Problem to solve: Reproduce the data below verbatim, starting at its first line and ending with the line that contains "staticText: 19.35 xyxy=(594,765,674,807)", both included.

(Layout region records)
┄┄┄┄┄┄┄┄┄┄
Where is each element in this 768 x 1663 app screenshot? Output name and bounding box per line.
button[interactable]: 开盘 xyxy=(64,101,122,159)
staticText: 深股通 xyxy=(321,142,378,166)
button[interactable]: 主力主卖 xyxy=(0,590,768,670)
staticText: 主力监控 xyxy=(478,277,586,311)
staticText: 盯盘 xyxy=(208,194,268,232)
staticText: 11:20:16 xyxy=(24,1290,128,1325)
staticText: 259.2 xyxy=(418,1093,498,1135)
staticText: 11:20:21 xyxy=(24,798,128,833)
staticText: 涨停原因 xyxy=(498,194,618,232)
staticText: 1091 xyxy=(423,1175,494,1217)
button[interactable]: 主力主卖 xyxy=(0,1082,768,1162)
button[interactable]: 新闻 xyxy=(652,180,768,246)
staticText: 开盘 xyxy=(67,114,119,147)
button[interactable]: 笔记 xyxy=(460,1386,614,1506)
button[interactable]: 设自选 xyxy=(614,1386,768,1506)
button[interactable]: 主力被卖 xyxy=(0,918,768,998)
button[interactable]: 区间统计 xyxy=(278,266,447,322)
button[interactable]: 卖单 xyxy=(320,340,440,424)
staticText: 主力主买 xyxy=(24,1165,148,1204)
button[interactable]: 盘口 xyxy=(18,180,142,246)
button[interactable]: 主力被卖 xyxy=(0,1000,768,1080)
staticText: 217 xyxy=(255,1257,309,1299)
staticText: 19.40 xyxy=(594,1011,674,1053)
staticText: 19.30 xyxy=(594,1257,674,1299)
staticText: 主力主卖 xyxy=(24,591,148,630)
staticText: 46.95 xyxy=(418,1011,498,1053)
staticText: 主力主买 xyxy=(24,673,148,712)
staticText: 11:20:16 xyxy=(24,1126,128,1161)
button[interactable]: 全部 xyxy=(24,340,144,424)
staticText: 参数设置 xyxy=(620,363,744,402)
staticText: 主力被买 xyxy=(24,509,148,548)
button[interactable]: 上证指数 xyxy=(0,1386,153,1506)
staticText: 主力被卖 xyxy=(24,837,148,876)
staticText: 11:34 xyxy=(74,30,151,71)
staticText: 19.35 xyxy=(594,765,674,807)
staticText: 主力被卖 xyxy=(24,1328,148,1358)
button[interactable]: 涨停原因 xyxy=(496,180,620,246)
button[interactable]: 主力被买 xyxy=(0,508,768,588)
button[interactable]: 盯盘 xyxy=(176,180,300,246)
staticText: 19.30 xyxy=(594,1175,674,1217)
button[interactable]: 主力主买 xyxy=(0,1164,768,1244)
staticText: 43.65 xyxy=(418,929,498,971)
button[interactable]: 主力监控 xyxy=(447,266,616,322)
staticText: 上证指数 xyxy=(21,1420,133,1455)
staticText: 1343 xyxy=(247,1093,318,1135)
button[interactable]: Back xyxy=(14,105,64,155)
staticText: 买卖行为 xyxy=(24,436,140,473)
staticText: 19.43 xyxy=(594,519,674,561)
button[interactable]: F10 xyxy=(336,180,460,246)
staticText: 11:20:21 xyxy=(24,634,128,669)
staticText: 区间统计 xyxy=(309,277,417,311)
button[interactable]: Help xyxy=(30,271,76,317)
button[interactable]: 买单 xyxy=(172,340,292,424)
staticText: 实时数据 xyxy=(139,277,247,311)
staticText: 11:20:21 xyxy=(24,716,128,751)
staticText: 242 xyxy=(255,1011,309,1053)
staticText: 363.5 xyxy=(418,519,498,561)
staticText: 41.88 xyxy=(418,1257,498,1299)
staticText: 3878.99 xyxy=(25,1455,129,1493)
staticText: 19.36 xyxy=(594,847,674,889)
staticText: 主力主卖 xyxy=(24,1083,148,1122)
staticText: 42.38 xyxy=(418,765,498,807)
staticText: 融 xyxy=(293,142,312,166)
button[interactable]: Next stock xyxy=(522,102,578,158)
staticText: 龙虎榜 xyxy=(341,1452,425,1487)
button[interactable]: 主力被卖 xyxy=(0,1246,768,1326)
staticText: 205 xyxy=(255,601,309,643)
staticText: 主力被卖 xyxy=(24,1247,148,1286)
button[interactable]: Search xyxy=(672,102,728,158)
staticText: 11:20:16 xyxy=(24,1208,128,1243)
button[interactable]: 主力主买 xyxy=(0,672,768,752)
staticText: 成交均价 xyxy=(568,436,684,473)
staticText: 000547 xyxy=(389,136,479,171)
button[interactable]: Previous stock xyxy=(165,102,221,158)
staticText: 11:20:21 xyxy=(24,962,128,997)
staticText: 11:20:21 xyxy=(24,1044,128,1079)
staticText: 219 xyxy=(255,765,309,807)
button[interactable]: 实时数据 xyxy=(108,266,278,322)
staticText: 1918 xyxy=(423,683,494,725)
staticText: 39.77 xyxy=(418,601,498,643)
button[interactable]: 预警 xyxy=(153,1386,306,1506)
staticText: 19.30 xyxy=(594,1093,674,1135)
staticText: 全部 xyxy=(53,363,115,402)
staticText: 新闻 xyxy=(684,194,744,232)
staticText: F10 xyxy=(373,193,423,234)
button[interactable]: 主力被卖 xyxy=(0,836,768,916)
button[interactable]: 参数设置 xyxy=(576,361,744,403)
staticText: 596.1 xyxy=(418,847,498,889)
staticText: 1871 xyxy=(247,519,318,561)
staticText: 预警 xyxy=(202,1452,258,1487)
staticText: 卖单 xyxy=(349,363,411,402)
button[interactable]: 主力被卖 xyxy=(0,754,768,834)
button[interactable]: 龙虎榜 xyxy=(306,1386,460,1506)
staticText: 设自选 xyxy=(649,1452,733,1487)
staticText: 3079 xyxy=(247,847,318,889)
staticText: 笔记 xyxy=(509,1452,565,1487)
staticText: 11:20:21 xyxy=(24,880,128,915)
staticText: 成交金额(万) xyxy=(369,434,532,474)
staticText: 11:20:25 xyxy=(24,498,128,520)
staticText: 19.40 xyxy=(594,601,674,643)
┄┄┄┄┄┄┄┄┄┄
Complete answer:
Where is each element in this 768 x 1663 app screenshot? Output name and bounding box per line.
button[interactable]: 开盘 xyxy=(64,101,122,159)
staticText: 深股通 xyxy=(321,142,378,166)
button[interactable]: 主力主卖 xyxy=(0,590,768,670)
staticText: 主力监控 xyxy=(478,277,586,311)
staticText: 盯盘 xyxy=(208,194,268,232)
staticText: 11:20:16 xyxy=(24,1290,128,1325)
staticText: 259.2 xyxy=(418,1093,498,1135)
staticText: 11:20:21 xyxy=(24,798,128,833)
staticText: 涨停原因 xyxy=(498,194,618,232)
staticText: 1091 xyxy=(423,1175,494,1217)
button[interactable]: 主力主卖 xyxy=(0,1082,768,1162)
button[interactable]: 新闻 xyxy=(652,180,768,246)
staticText: 开盘 xyxy=(67,114,119,147)
button[interactable]: 笔记 xyxy=(460,1386,614,1506)
button[interactable]: 设自选 xyxy=(614,1386,768,1506)
button[interactable]: 主力被卖 xyxy=(0,918,768,998)
button[interactable]: 区间统计 xyxy=(278,266,447,322)
button[interactable]: 卖单 xyxy=(320,340,440,424)
staticText: 主力主买 xyxy=(24,1165,148,1204)
button[interactable]: 盘口 xyxy=(18,180,142,246)
button[interactable]: 主力被卖 xyxy=(0,1000,768,1080)
staticText: 217 xyxy=(255,1257,309,1299)
staticText: 19.40 xyxy=(594,1011,674,1053)
staticText: 19.30 xyxy=(594,1257,674,1299)
staticText: 主力主卖 xyxy=(24,591,148,630)
staticText: 46.95 xyxy=(418,1011,498,1053)
staticText: 主力主买 xyxy=(24,673,148,712)
staticText: 11:20:16 xyxy=(24,1126,128,1161)
button[interactable]: 全部 xyxy=(24,340,144,424)
staticText: 参数设置 xyxy=(620,363,744,402)
staticText: 主力被买 xyxy=(24,509,148,548)
button[interactable]: 上证指数 xyxy=(0,1386,153,1506)
staticText: 主力被卖 xyxy=(24,837,148,876)
staticText: 11:34 xyxy=(74,30,151,71)
staticText: 19.35 xyxy=(594,765,674,807)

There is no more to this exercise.